(Extracted records)
⟨
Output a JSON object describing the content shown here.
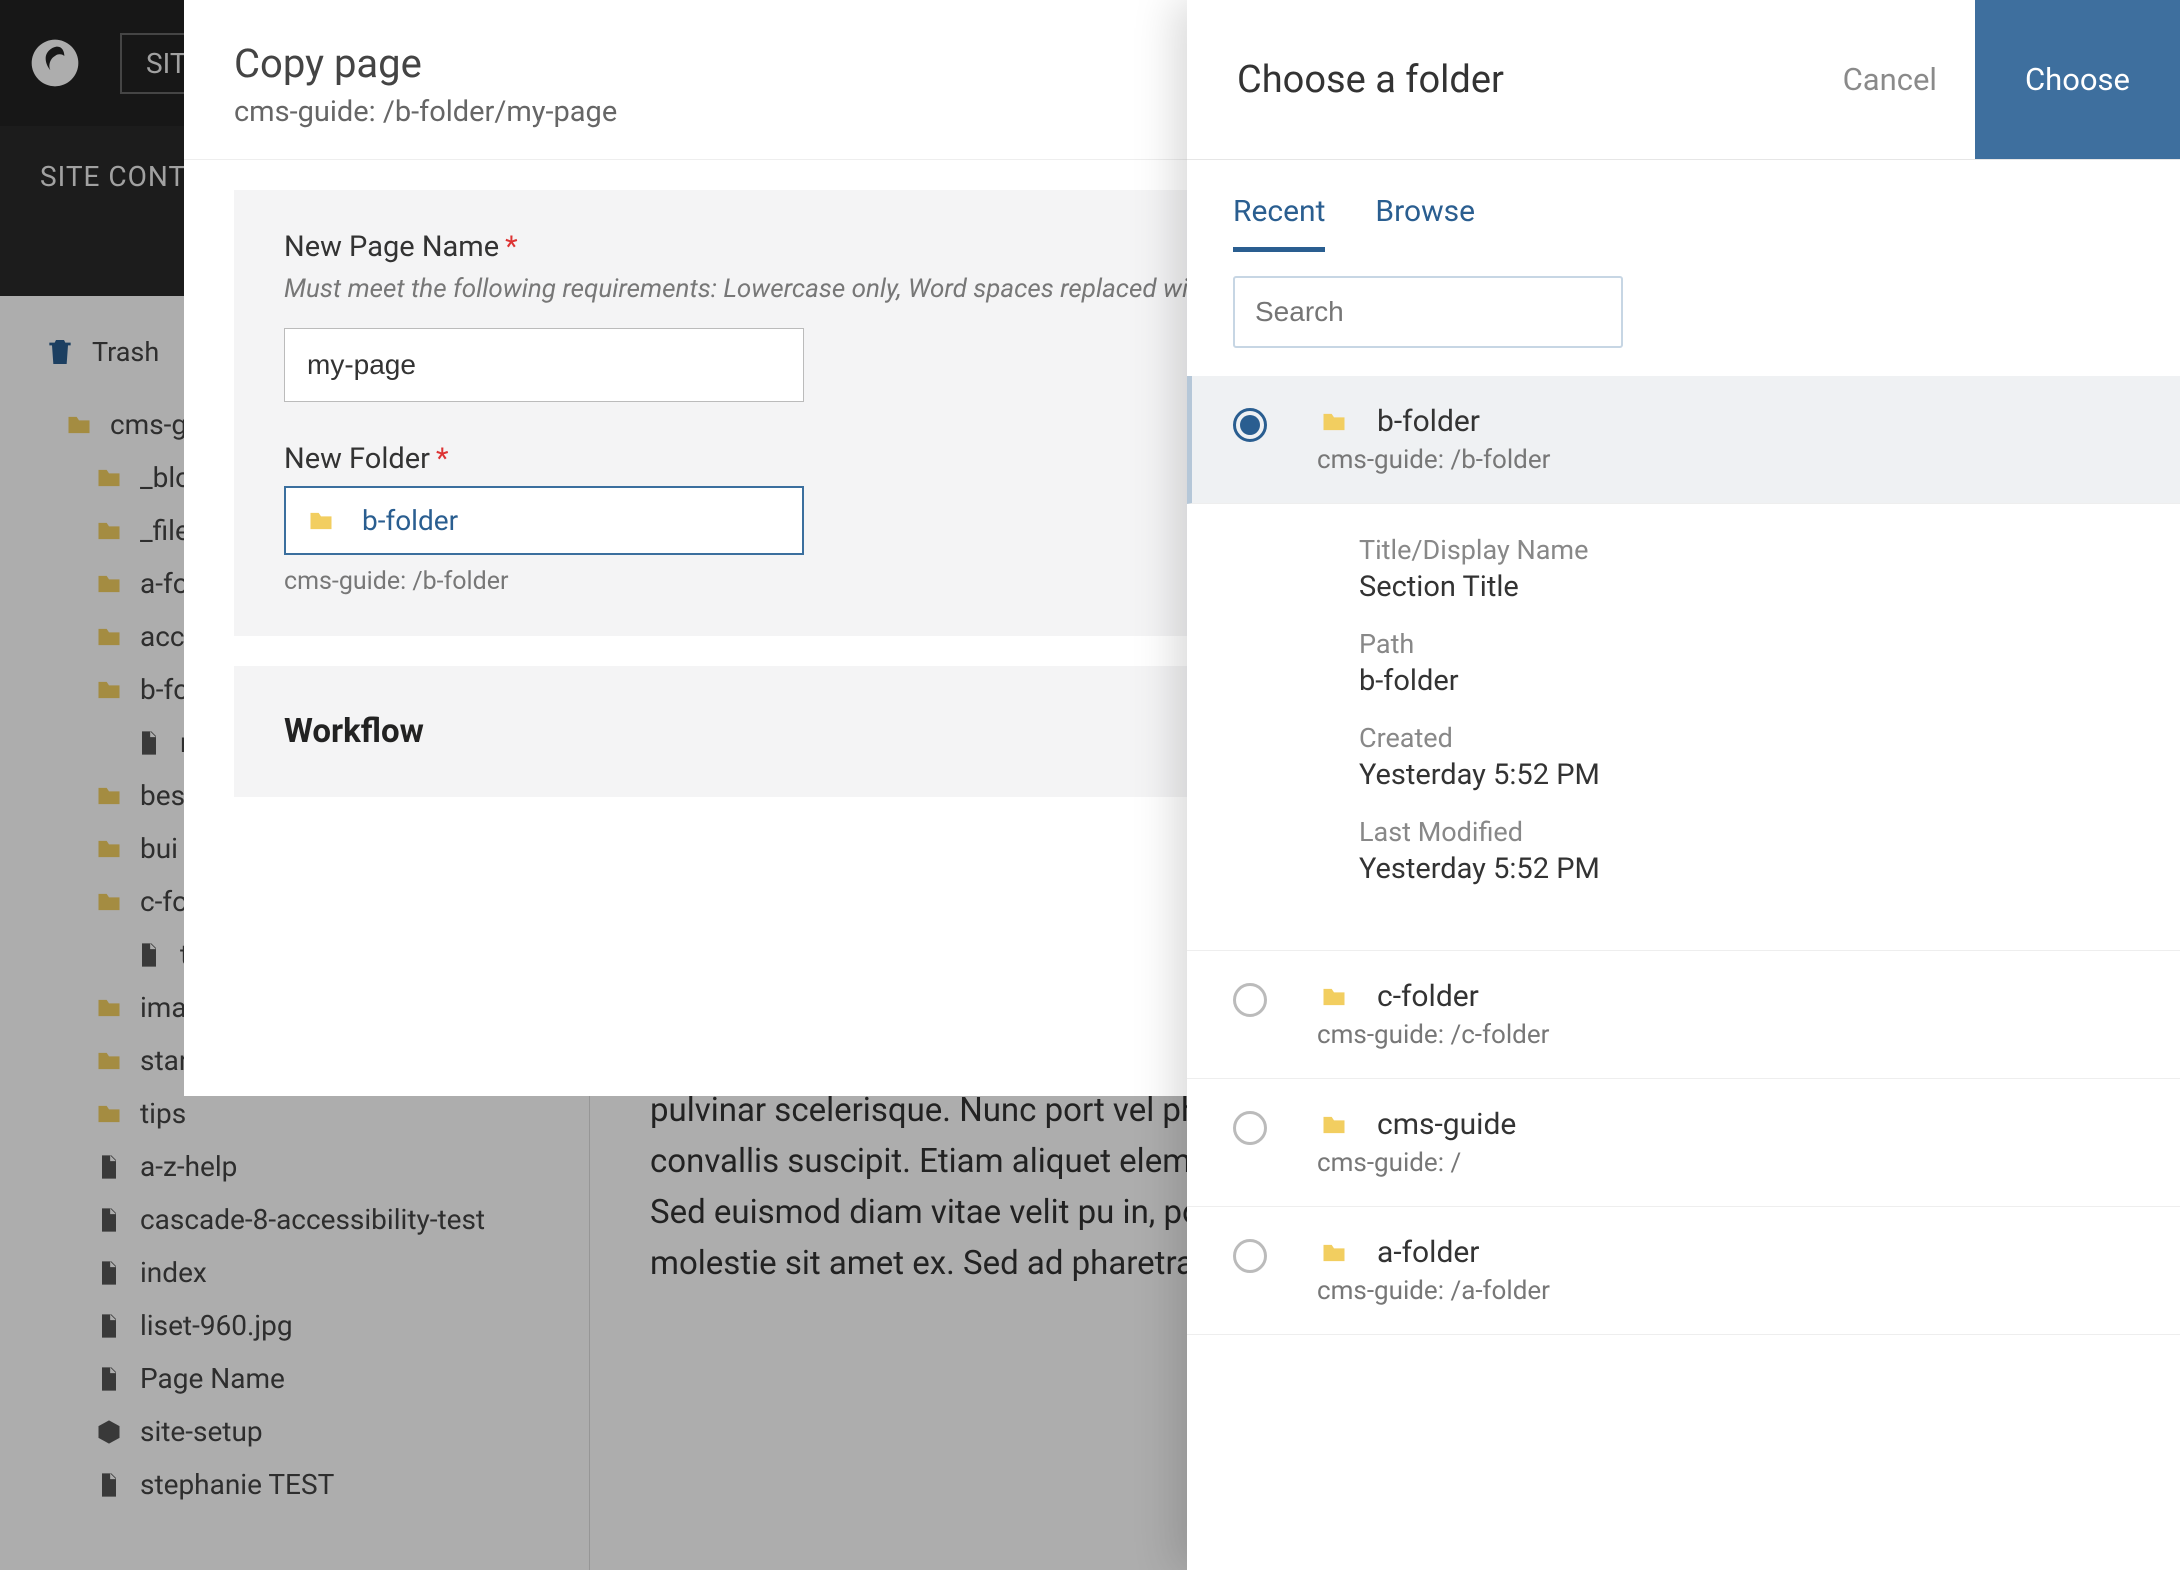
{
  "topbar": {
    "site_label": "SITE:"
  },
  "secondbar": {
    "label": "SITE CONTE"
  },
  "sidebar": {
    "trash_label": "Trash",
    "tree": [
      {
        "name": "cms-g",
        "type": "folder",
        "indent": 0
      },
      {
        "name": "_blo",
        "type": "folder",
        "indent": 1
      },
      {
        "name": "_file",
        "type": "folder",
        "indent": 1
      },
      {
        "name": "a-fo",
        "type": "folder",
        "indent": 1
      },
      {
        "name": "acce",
        "type": "folder",
        "indent": 1
      },
      {
        "name": "b-fo",
        "type": "folder",
        "indent": 1
      },
      {
        "name": "m",
        "type": "file",
        "indent": 2
      },
      {
        "name": "bes",
        "type": "folder",
        "indent": 1
      },
      {
        "name": "bui",
        "type": "folder",
        "indent": 1
      },
      {
        "name": "c-fo",
        "type": "folder",
        "indent": 1
      },
      {
        "name": "te",
        "type": "file",
        "indent": 2
      },
      {
        "name": "ima",
        "type": "folder",
        "indent": 1
      },
      {
        "name": "start",
        "type": "folder",
        "indent": 1
      },
      {
        "name": "tips",
        "type": "folder",
        "indent": 1
      },
      {
        "name": "a-z-help",
        "type": "file",
        "indent": 1
      },
      {
        "name": "cascade-8-accessibility-test",
        "type": "file",
        "indent": 1
      },
      {
        "name": "index",
        "type": "file",
        "indent": 1
      },
      {
        "name": "liset-960.jpg",
        "type": "file",
        "indent": 1
      },
      {
        "name": "Page Name",
        "type": "file",
        "indent": 1
      },
      {
        "name": "site-setup",
        "type": "box",
        "indent": 1
      },
      {
        "name": "stephanie TEST",
        "type": "file",
        "indent": 1
      }
    ]
  },
  "content_text": "pulvinar scelerisque. Nunc port vel pharetra. Fusce nulla quam, convallis suscipit. Etiam aliquet elementum lectus diam vel mag Sed euismod diam vitae velit pu in, posuere posuere orci. Donec sed, molestie sit amet ex. Sed ad pharetra porttitor elementum. S",
  "copy_modal": {
    "title": "Copy page",
    "path": "cms-guide: /b-folder/my-page",
    "name_label": "New Page Name",
    "name_help": "Must meet the following requirements: Lowercase only, Word spaces replaced with hy",
    "name_value": "my-page",
    "folder_label": "New Folder",
    "folder_name": "b-folder",
    "folder_path": "cms-guide: /b-folder",
    "workflow_title": "Workflow"
  },
  "panel": {
    "title": "Choose a folder",
    "cancel": "Cancel",
    "choose": "Choose",
    "tabs": {
      "recent": "Recent",
      "browse": "Browse"
    },
    "search_placeholder": "Search",
    "items": [
      {
        "name": "b-folder",
        "path": "cms-guide: /b-folder",
        "selected": true
      },
      {
        "name": "c-folder",
        "path": "cms-guide: /c-folder",
        "selected": false
      },
      {
        "name": "cms-guide",
        "path": "cms-guide: /",
        "selected": false
      },
      {
        "name": "a-folder",
        "path": "cms-guide: /a-folder",
        "selected": false
      }
    ],
    "details": {
      "title_label": "Title/Display Name",
      "title_value": "Section Title",
      "path_label": "Path",
      "path_value": "b-folder",
      "created_label": "Created",
      "created_value": "Yesterday 5:52 PM",
      "modified_label": "Last Modified",
      "modified_value": "Yesterday 5:52 PM"
    }
  }
}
⟩
Print the whole listing above once more, word for word, without its pictures.

Output a JSON object describing the content shown here.
{
  "topbar": {
    "site_label": "SITE:"
  },
  "secondbar": {
    "label": "SITE CONTE"
  },
  "sidebar": {
    "trash_label": "Trash",
    "tree": [
      {
        "name": "cms-g",
        "type": "folder",
        "indent": 0
      },
      {
        "name": "_blo",
        "type": "folder",
        "indent": 1
      },
      {
        "name": "_file",
        "type": "folder",
        "indent": 1
      },
      {
        "name": "a-fo",
        "type": "folder",
        "indent": 1
      },
      {
        "name": "acce",
        "type": "folder",
        "indent": 1
      },
      {
        "name": "b-fo",
        "type": "folder",
        "indent": 1
      },
      {
        "name": "m",
        "type": "file",
        "indent": 2
      },
      {
        "name": "bes",
        "type": "folder",
        "indent": 1
      },
      {
        "name": "bui",
        "type": "folder",
        "indent": 1
      },
      {
        "name": "c-fo",
        "type": "folder",
        "indent": 1
      },
      {
        "name": "te",
        "type": "file",
        "indent": 2
      },
      {
        "name": "ima",
        "type": "folder",
        "indent": 1
      },
      {
        "name": "start",
        "type": "folder",
        "indent": 1
      },
      {
        "name": "tips",
        "type": "folder",
        "indent": 1
      },
      {
        "name": "a-z-help",
        "type": "file",
        "indent": 1
      },
      {
        "name": "cascade-8-accessibility-test",
        "type": "file",
        "indent": 1
      },
      {
        "name": "index",
        "type": "file",
        "indent": 1
      },
      {
        "name": "liset-960.jpg",
        "type": "file",
        "indent": 1
      },
      {
        "name": "Page Name",
        "type": "file",
        "indent": 1
      },
      {
        "name": "site-setup",
        "type": "box",
        "indent": 1
      },
      {
        "name": "stephanie TEST",
        "type": "file",
        "indent": 1
      }
    ]
  },
  "content_text": "pulvinar scelerisque. Nunc port vel pharetra. Fusce nulla quam, convallis suscipit. Etiam aliquet elementum lectus diam vel mag Sed euismod diam vitae velit pu in, posuere posuere orci. Donec sed, molestie sit amet ex. Sed ad pharetra porttitor elementum. S",
  "copy_modal": {
    "title": "Copy page",
    "path": "cms-guide: /b-folder/my-page",
    "name_label": "New Page Name",
    "name_help": "Must meet the following requirements: Lowercase only, Word spaces replaced with hy",
    "name_value": "my-page",
    "folder_label": "New Folder",
    "folder_name": "b-folder",
    "folder_path": "cms-guide: /b-folder",
    "workflow_title": "Workflow"
  },
  "panel": {
    "title": "Choose a folder",
    "cancel": "Cancel",
    "choose": "Choose",
    "tabs": {
      "recent": "Recent",
      "browse": "Browse"
    },
    "search_placeholder": "Search",
    "items": [
      {
        "name": "b-folder",
        "path": "cms-guide: /b-folder",
        "selected": true
      },
      {
        "name": "c-folder",
        "path": "cms-guide: /c-folder",
        "selected": false
      },
      {
        "name": "cms-guide",
        "path": "cms-guide: /",
        "selected": false
      },
      {
        "name": "a-folder",
        "path": "cms-guide: /a-folder",
        "selected": false
      }
    ],
    "details": {
      "title_label": "Title/Display Name",
      "title_value": "Section Title",
      "path_label": "Path",
      "path_value": "b-folder",
      "created_label": "Created",
      "created_value": "Yesterday 5:52 PM",
      "modified_label": "Last Modified",
      "modified_value": "Yesterday 5:52 PM"
    }
  }
}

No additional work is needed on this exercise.